++++ Task material ++++

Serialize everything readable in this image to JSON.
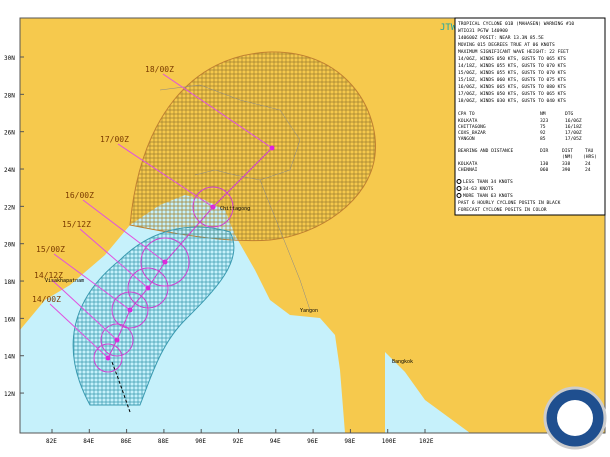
{
  "header": {
    "agency": "JTWC"
  },
  "grid": {
    "lat_labels": [
      "30N",
      "28N",
      "26N",
      "24N",
      "22N",
      "20N",
      "18N",
      "16N",
      "14N",
      "12N"
    ],
    "lon_labels": [
      "82E",
      "84E",
      "86E",
      "88E",
      "90E",
      "92E",
      "94E",
      "96E",
      "98E",
      "100E",
      "102E"
    ]
  },
  "forecast_labels": [
    "18/00Z",
    "17/00Z",
    "16/00Z",
    "15/12Z",
    "15/00Z",
    "14/12Z",
    "14/00Z"
  ],
  "places": [
    "Chittagong",
    "Visakhapatnam",
    "Yangon",
    "Bangkok"
  ],
  "info_box": {
    "lines": [
      "TROPICAL CYCLONE 01B (MAHASEN) WARNING #10",
      "WTIO31 PGTW 140900",
      "140600Z POSIT: NEAR 13.3N 85.5E",
      "MOVING 015 DEGREES TRUE AT 06 KNOTS",
      "MAXIMUM SIGNIFICANT WAVE HEIGHT: 22 FEET",
      "14/06Z, WINDS 050 KTS, GUSTS TO 065 KTS",
      "14/18Z, WINDS 055 KTS, GUSTS TO 070 KTS",
      "15/06Z, WINDS 055 KTS, GUSTS TO 070 KTS",
      "15/18Z, WINDS 060 KTS, GUSTS TO 075 KTS",
      "16/06Z, WINDS 065 KTS, GUSTS TO 080 KTS",
      "17/06Z, WINDS 050 KTS, GUSTS TO 065 KTS",
      "18/06Z, WINDS 030 KTS, GUSTS TO 040 KTS"
    ],
    "cpa_header": [
      "CPA TO",
      "NM",
      "DTG"
    ],
    "cpa_rows": [
      [
        "KOLKATA",
        "323",
        "16/06Z"
      ],
      [
        "CHITTAGONG",
        "75",
        "16/18Z"
      ],
      [
        "COXS_BAZAR",
        "92",
        "17/00Z"
      ],
      [
        "YANGON",
        "85",
        "17/05Z"
      ]
    ],
    "bearing_header": [
      "BEARING AND DISTANCE",
      "DIR",
      "DIST",
      "TAU"
    ],
    "bearing_units": [
      "(NM)",
      "(HRS)"
    ],
    "bearing_rows": [
      [
        "KOLKATA",
        "130",
        "338",
        "24"
      ],
      [
        "CHENNAI",
        "060",
        "390",
        "24"
      ]
    ],
    "legend": [
      "LESS THAN 34 KNOTS",
      "34-63 KNOTS",
      "MORE THAN 63 KNOTS",
      "PAST 6 HOURLY CYCLONE POSITS IN BLACK",
      "FORECAST CYCLONE POSITS IN COLOR"
    ]
  }
}
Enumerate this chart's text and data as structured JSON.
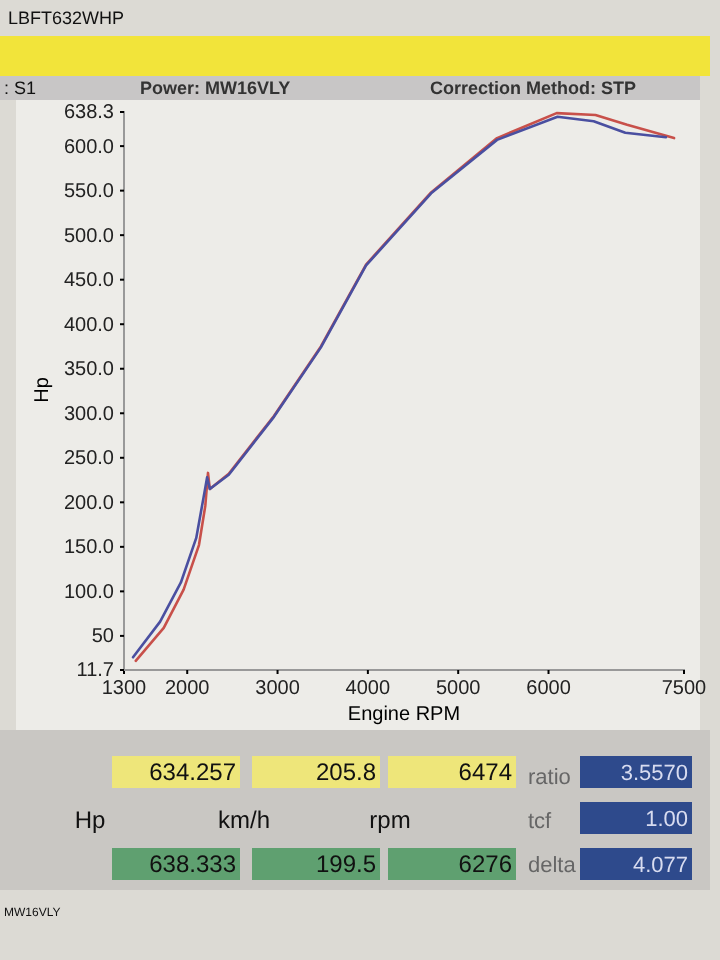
{
  "chart_data": {
    "type": "line",
    "title": "Power: MW16VLY",
    "subtitle": "Correction Method: STP",
    "xlabel": "Engine RPM",
    "ylabel": "Hp",
    "xlim": [
      1300,
      7500
    ],
    "xticks": [
      1300,
      2000,
      3000,
      4000,
      5000,
      6000,
      7500
    ],
    "ylim": [
      11.7,
      638.3
    ],
    "yticks": [
      11.7,
      50.0,
      {
        "value": 100,
        "label": "100.0"
      },
      {
        "value": 150,
        "label": "150.0"
      },
      {
        "value": 200,
        "label": "200.0"
      },
      {
        "value": 250,
        "label": "250.0"
      },
      {
        "value": 300,
        "label": "300.0"
      },
      {
        "value": 350,
        "label": "350.0"
      },
      {
        "value": 400,
        "label": "400.0"
      },
      {
        "value": 450,
        "label": "450.0"
      },
      {
        "value": 500,
        "label": "500.0"
      },
      {
        "value": 550,
        "label": "550.0"
      },
      {
        "value": 600,
        "label": "600.0"
      },
      638.3
    ],
    "grid": false,
    "line_style": "solid",
    "marker": "none",
    "series": [
      {
        "color": "#c8504a",
        "x": [
          1430,
          1740,
          1960,
          2130,
          2200,
          2230,
          2250,
          2460,
          2960,
          3480,
          3980,
          4700,
          5430,
          6090,
          6520,
          6870,
          7390
        ],
        "values": [
          22,
          59,
          102,
          152,
          196,
          233,
          215,
          232,
          297,
          375,
          467,
          548,
          609,
          637,
          635,
          624,
          609
        ]
      },
      {
        "color": "#4a4fa0",
        "x": [
          1400,
          1700,
          1930,
          2100,
          2180,
          2220,
          2250,
          2460,
          2960,
          3480,
          3980,
          4700,
          5430,
          6100,
          6500,
          6850,
          7300
        ],
        "values": [
          26,
          66,
          110,
          160,
          205,
          228,
          215,
          231,
          296,
          374,
          466,
          547,
          607,
          633,
          628,
          615,
          610
        ]
      }
    ],
    "annotations": [
      "LBFT632WHP",
      ": S1",
      "634.257",
      "205.8",
      "6474",
      "Hp",
      "km/h",
      "rpm",
      "638.333",
      "199.5",
      "6276",
      "ratio",
      "tcf",
      "delta",
      "3.5570",
      "1.00",
      "4.077",
      "MW16VLY"
    ]
  }
}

++++

Take each line of the material that contains the word "THAN" and list it.

      "LESS THAN 34 KNOTS",
      "MORE THAN 63 KNOTS",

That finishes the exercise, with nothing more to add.